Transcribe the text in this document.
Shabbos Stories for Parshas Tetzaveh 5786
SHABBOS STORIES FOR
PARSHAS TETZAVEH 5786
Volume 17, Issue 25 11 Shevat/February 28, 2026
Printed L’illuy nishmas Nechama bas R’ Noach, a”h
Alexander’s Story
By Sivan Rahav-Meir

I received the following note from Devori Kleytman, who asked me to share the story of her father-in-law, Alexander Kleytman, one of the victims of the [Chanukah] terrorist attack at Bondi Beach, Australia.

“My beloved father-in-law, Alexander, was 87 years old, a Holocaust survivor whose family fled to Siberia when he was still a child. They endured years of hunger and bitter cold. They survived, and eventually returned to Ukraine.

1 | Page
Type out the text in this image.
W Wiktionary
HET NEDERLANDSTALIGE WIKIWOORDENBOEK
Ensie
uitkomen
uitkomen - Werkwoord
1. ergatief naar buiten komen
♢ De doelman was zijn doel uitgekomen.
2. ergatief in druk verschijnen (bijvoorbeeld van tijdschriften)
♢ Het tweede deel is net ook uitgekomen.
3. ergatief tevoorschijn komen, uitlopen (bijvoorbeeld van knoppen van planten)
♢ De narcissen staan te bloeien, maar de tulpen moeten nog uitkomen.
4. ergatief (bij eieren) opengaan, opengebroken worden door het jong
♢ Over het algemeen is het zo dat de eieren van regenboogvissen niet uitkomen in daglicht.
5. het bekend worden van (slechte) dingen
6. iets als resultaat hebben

====

Your answer should be a single number: the count of lines in these records that hold the string "bijvoorbeeld".

2